=== RECORD EXCERPTS ===

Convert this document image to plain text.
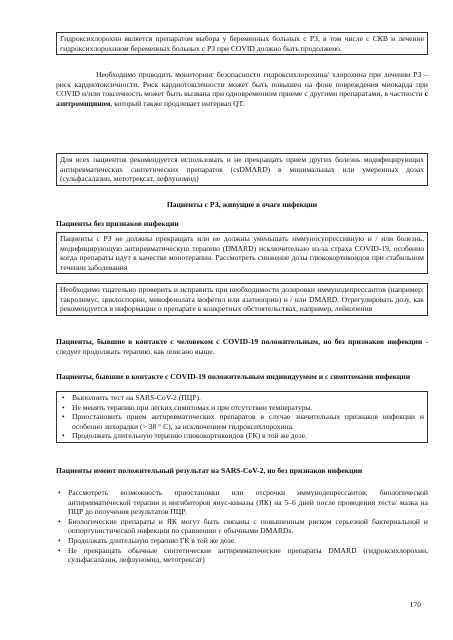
Гидроксихлорохин является препаратом выбора у беременных больных с РЗ, в том числе с СКВ и лечение гидроксихлорохином беременных больных с РЗ при COVID должно быть продолжено.
Необходимо проводить мониторинг безопасности гидроксихлорохина/ хлорохина при лечении РЗ – риск кардиотоксичности. Риск кардиотоксичности может быть повышен на фоне повреждения миокарда при COVID и/или токсичность может быть вызвана при одновременном приеме с другими препаратами, в частности с азитромицином, который также продлевает интервал QT.
Для всех пациентов рекомендуется использовать и не прекращать прием других болезнь модифицирующих антиревматических синтетических препаратов (csDMARD) в минимальных или умеренных дозах (сульфасалазин, метотрексат, лефлуномид)
Пациенты с РЗ, живущие в очаге инфекции
Пациенты без признаков инфекции
Пациенты с РЗ не должны прекращать или не должны уменьшать иммуносупрессивную и / или болезнь, модифицирующую антиревматическую терапию (DMARD) исключительно из-за страха COVID-19, особенно когда препараты идут в качестве монотерапии. Рассмотреть снижение дозы глюкокортикоидов при стабильном течении заболевания
Необходимо тщательно проверить и исправить при необходимости дозировки иммунодепрессантов (например: такролимус, циклоспорин, микофенолата мофетил или азатиоприн) и / или DMARD. Отрегулировать дозу, как рекомендуется в информации о препарате в конкретных обстоятельствах, например, лейкопения
Пациенты, бывшие в контакте с человеком с COVID-19 положительным, но без признаков инфекции - следует продолжать терапию, как описано выше.
Пациенты, бывшие в контакте с COVID-19 положительным индивидуумом и с симптомами инфекции
• Выполнить тест на SARS-CoV-2 (ПЦР).
• Не менять терапию при легких симптомах и при отсутствии температуры.
• Приостановить прием антиревматических препаратов в случае значительных признаков инфекции и особенно лихорадки (> 38 ° С), за исключением гидроксихлорохина.
• Продолжать длительную терапию глюкокортикоидов (ГК) в той же дозе.
Пациенты имеют положительный результат на SARS-CoV-2, но без признаков инфекции
• Рассмотреть возможность приостановки или отсрочки иммунодепрессантов, биологической антиревматической терапии и ингибиторов янус-киназы (ЯК) на 5–6 дней после проведения теста/ мазка на ПЦР до получения результатов ПЦР.
• Биологические препараты и ЯК могут быть связаны с повышенным риском серьезной бактериальной и оппортунистической инфекции по сравнению с обычными DMARDs.
• Продолжать длительную терапию ГК в той же дозе.
• Не прекращать обычные синтетические антиревматические препараты DMARD (гидроксихлорохин, сульфасалазин, лефлуномид, метотрексат)
170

===

AIM: Return the number of lines that include the word "положительным", and nothing else.

REPLY TO THE EXERCISE: 2